| Extracted data entries |
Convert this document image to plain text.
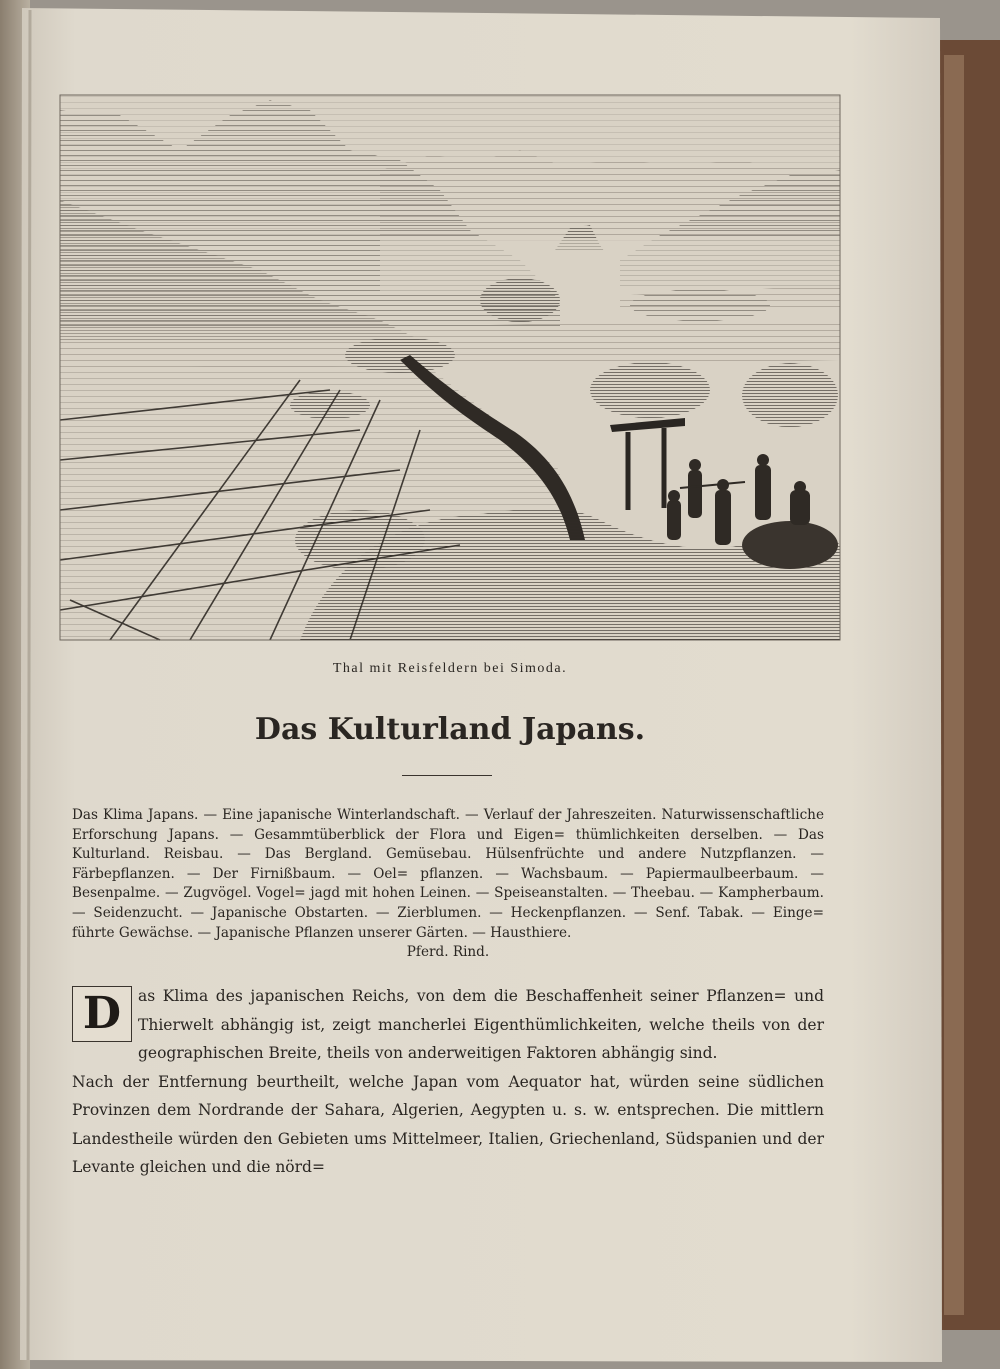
Thal mit Reisfeldern bei Simoda.
Das Kulturland Japans.
Das Klima Japans. — Eine japanische Winterlandschaft. — Verlauf der Jahreszeiten. Naturwissenschaftliche Erforschung Japans. — Gesammtüberblick der Flora und Eigen= thümlichkeiten derselben. — Das Kulturland. Reisbau. — Das Bergland. Gemüsebau. Hülsenfrüchte und andere Nutzpflanzen. — Färbepflanzen. — Der Firnißbaum. — Oel= pflanzen. — Wachsbaum. — Papiermaulbeerbaum. — Besenpalme. — Zugvögel. Vogel= jagd mit hohen Leinen. — Speiseanstalten. — Theebau. — Kampherbaum. — Seidenzucht. — Japanische Obstarten. — Zierblumen. — Heckenpflanzen. — Senf. Tabak. — Einge= führte Gewächse. — Japanische Pflanzen unserer Gärten. — Hausthiere.
Pferd. Rind.

D	as Klima des japanischen Reichs, von dem die Beschaffenheit seiner Pflanzen= und Thierwelt abhängig ist, zeigt mancherlei Eigenthümlichkeiten, welche theils von der geographischen Breite, theils von anderweitigen Faktoren abhängig sind.

Nach der Entfernung beurtheilt, welche Japan vom Aequator hat, würden seine südlichen Provinzen dem Nordrande der Sahara, Algerien, Aegypten u. s. w. entsprechen. Die mittlern Landestheile würden den Gebieten ums Mittelmeer, Italien, Griechenland, Südspanien und der Levante gleichen und die nörd=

| Instruction |
Gather each line in the entries above where the string "Japans" is found.

| The completed task |
Das Kulturland Japans.
Das Klima Japans. — Eine japanische Winterlandschaft. — Verlauf der Jahreszeiten. Naturwissenschaftliche Erforschung Japans. — Gesammtüberblick der Flora und Eigen= thümlichkeiten derselben. — Das Kulturland. Reisbau. — Das Bergland. Gemüsebau. Hülsenfrüchte und andere Nutzpflanzen. — Färbepflanzen. — Der Firnißbaum. — Oel= pflanzen. — Wachsbaum. — Papiermaulbeerbaum. — Besenpalme. — Zugvögel. Vogel= jagd mit hohen Leinen. — Speiseanstalten. — Theebau. — Kampherbaum. — Seidenzucht. — Japanische Obstarten. — Zierblumen. — Heckenpflanzen. — Senf. Tabak. — Einge= führte Gewächse. — Japanische Pflanzen unserer Gärten. — Hausthiere.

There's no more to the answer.